EXERCISE INSTRUCTIONS:
Using the data below, copy every line that contains the word "children".

SOURCE DATA:
==================================================
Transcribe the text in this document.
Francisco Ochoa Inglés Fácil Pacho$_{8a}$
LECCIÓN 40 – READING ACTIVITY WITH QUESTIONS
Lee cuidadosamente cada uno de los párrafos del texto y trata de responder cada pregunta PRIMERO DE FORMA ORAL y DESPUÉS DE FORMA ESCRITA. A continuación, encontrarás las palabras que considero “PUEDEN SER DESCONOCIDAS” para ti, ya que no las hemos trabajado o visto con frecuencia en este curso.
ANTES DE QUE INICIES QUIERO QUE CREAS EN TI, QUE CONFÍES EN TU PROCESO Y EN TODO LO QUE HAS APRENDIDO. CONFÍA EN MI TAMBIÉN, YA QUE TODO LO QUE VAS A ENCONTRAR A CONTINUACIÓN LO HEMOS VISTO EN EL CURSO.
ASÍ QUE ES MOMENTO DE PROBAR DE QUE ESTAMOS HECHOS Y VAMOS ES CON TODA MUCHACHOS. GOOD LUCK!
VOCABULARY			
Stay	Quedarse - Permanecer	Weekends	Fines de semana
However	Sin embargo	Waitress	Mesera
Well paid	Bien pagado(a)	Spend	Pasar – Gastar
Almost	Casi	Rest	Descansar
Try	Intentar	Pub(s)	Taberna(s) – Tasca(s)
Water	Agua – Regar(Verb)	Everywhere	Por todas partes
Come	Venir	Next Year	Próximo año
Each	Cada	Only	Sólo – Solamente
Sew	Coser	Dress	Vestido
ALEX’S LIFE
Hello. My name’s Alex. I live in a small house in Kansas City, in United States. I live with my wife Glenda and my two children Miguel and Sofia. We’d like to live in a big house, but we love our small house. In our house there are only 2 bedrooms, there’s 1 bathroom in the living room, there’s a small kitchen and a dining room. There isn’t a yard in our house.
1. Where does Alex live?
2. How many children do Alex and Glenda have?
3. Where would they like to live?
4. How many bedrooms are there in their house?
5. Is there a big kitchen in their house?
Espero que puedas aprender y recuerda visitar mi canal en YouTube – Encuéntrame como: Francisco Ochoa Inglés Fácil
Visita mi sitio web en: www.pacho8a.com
==================================================
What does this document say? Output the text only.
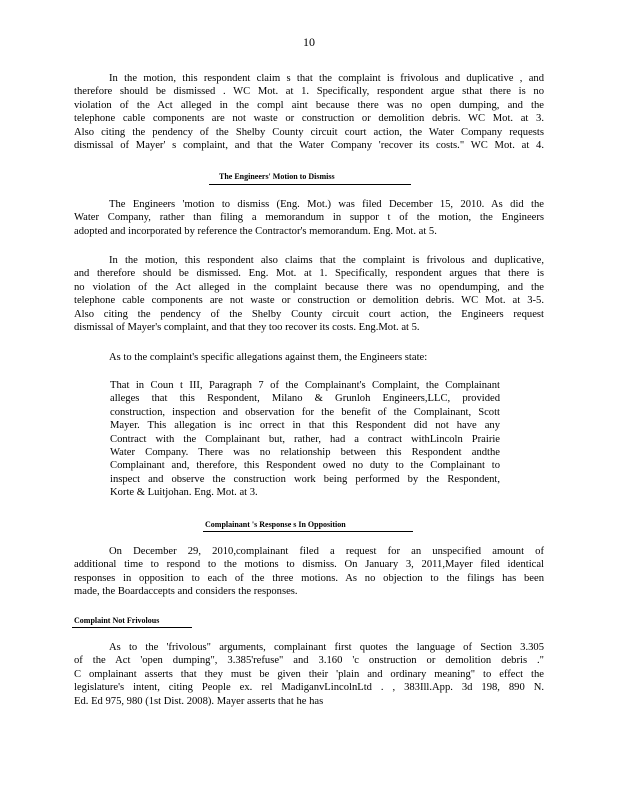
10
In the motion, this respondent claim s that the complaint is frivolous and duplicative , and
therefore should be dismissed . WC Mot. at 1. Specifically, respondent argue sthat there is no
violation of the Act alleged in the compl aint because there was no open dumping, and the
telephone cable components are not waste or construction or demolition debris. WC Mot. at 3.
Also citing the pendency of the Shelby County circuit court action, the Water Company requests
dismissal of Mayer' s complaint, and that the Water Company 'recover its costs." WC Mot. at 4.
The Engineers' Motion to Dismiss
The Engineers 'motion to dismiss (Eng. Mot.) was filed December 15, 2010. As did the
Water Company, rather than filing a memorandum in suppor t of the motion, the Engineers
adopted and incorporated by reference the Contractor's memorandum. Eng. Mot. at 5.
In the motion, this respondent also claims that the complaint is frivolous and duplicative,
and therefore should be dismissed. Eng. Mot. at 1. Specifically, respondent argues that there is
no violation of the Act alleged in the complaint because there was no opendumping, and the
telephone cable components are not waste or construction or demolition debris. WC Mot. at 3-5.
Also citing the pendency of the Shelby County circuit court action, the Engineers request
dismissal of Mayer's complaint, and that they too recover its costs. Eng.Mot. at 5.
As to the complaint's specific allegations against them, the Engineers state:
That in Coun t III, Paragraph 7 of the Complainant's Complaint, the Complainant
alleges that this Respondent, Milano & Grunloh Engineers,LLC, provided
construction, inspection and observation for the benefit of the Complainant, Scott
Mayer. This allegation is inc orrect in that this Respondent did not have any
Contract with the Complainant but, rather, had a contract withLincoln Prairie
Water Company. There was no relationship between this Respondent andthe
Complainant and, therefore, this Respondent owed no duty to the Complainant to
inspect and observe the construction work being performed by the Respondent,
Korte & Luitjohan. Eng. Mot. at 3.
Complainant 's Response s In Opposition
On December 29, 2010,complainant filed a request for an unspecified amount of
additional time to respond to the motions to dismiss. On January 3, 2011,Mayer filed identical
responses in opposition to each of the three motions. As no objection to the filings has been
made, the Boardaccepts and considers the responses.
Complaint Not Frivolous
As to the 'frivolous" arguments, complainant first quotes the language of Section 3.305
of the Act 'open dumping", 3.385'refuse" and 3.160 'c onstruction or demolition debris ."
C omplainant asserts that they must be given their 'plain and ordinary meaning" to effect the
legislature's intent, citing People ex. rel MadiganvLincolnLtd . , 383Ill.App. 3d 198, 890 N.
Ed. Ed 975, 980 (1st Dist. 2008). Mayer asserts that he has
==================================================
SOLUTION:
Hello. My name’s Alex. I live in a small house in Kansas City, in United States. I live with my wife Glenda and my two children Miguel and Sofia. We’d like to live in a big house, but we love our small house. In our house there are only 2 bedrooms, there’s 1 bathroom in the living room, there’s a small kitchen and a dining room. There isn’t a yard in our house.
2. How many children do Alex and Glenda have?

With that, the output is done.